Repeat the entries below exactly as they appear, with no pictures.

Some records:
::::

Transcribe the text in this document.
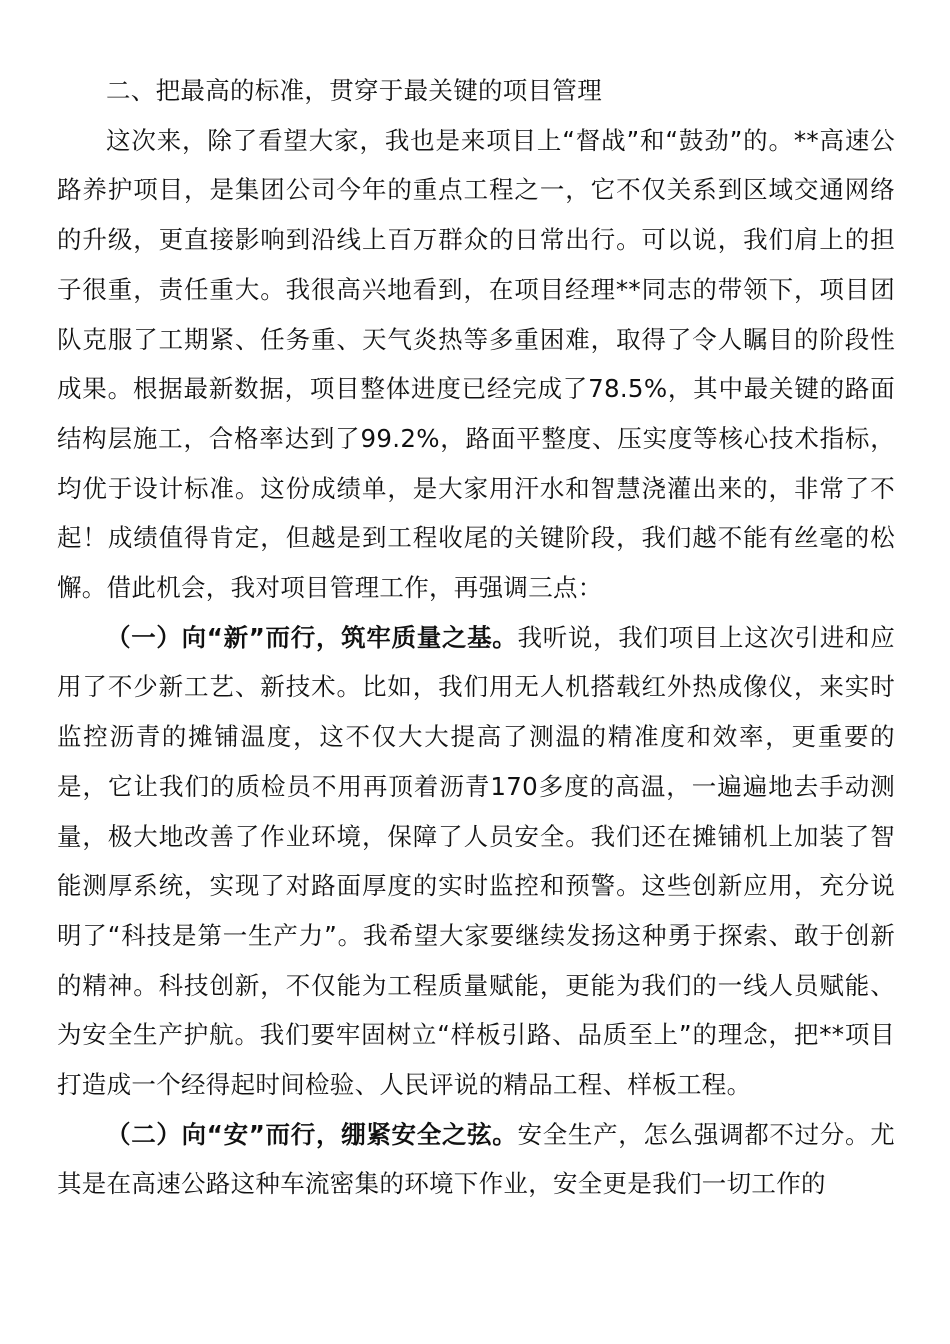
二、把最高的标准，贯穿于最关键的项目管理

这次来，除了看望大家，我也是来项目上“督战”和“鼓劲”的。**高速公路养护项目，是集团公司今年的重点工程之一，它不仅关系到区域交通网络的升级，更直接影响到沿线上百万群众的日常出行。可以说，我们肩上的担子很重，责任重大。我很高兴地看到，在项目经理**同志的带领下，项目团队克服了工期紧、任务重、天气炎热等多重困难，取得了令人瞩目的阶段性成果。根据最新数据，项目整体进度已经完成了78.5%，其中最关键的路面结构层施工，合格率达到了99.2%，路面平整度、压实度等核心技术指标，均优于设计标准。这份成绩单，是大家用汗水和智慧浇灌出来的，非常了不起！成绩值得肯定，但越是到工程收尾的关键阶段，我们越不能有丝毫的松懈。借此机会，我对项目管理工作，再强调三点：

（一）向“新”而行，筑牢质量之基。我听说，我们项目上这次引进和应用了不少新工艺、新技术。比如，我们用无人机搭载红外热成像仪，来实时监控沥青的摊铺温度，这不仅大大提高了测温的精准度和效率，更重要的是，它让我们的质检员不用再顶着沥青170多度的高温，一遍遍地去手动测量，极大地改善了作业环境，保障了人员安全。我们还在摊铺机上加装了智能测厚系统，实现了对路面厚度的实时监控和预警。这些创新应用，充分说明了“科技是第一生产力”。我希望大家要继续发扬这种勇于探索、敢于创新的精神。科技创新，不仅能为工程质量赋能，更能为我们的一线人员赋能、为安全生产护航。我们要牢固树立“样板引路、品质至上”的理念，把**项目打造成一个经得起时间检验、人民评说的精品工程、样板工程。

（二）向“安”而行，绷紧安全之弦。安全生产，怎么强调都不过分。尤其是在高速公路这种车流密集的环境下作业，安全更是我们一切工作的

::::

### Task output
Transcribe the text in this document.
二、把最高的标准，贯穿于最关键的项目管理

这次来，除了看望大家，我也是来项目上“督战”和“鼓劲”的。**高速公路养护项目，是集团公司今年的重点工程之一，它不仅关系到区域交通网络的升级，更直接影响到沿线上百万群众的日常出行。可以说，我们肩上的担子很重，责任重大。我很高兴地看到，在项目经理**同志的带领下，项目团队克服了工期紧、任务重、天气炎热等多重困难，取得了令人瞩目的阶段性成果。根据最新数据，项目整体进度已经完成了78.5%，其中最关键的路面结构层施工，合格率达到了99.2%，路面平整度、压实度等核心技术指标，均优于设计标准。这份成绩单，是大家用汗水和智慧浇灌出来的，非常了不起！成绩值得肯定，但越是到工程收尾的关键阶段，我们越不能有丝毫的松懈。借此机会，我对项目管理工作，再强调三点：

（一）向“新”而行，筑牢质量之基。我听说，我们项目上这次引进和应用了不少新工艺、新技术。比如，我们用无人机搭载红外热成像仪，来实时监控沥青的摊铺温度，这不仅大大提高了测温的精准度和效率，更重要的是，它让我们的质检员不用再顶着沥青170多度的高温，一遍遍地去手动测量，极大地改善了作业环境，保障了人员安全。我们还在摊铺机上加装了智能测厚系统，实现了对路面厚度的实时监控和预警。这些创新应用，充分说明了“科技是第一生产力”。我希望大家要继续发扬这种勇于探索、敢于创新的精神。科技创新，不仅能为工程质量赋能，更能为我们的一线人员赋能、为安全生产护航。我们要牢固树立“样板引路、品质至上”的理念，把**项目打造成一个经得起时间检验、人民评说的精品工程、样板工程。

（二）向“安”而行，绷紧安全之弦。安全生产，怎么强调都不过分。尤其是在高速公路这种车流密集的环境下作业，安全更是我们一切工作的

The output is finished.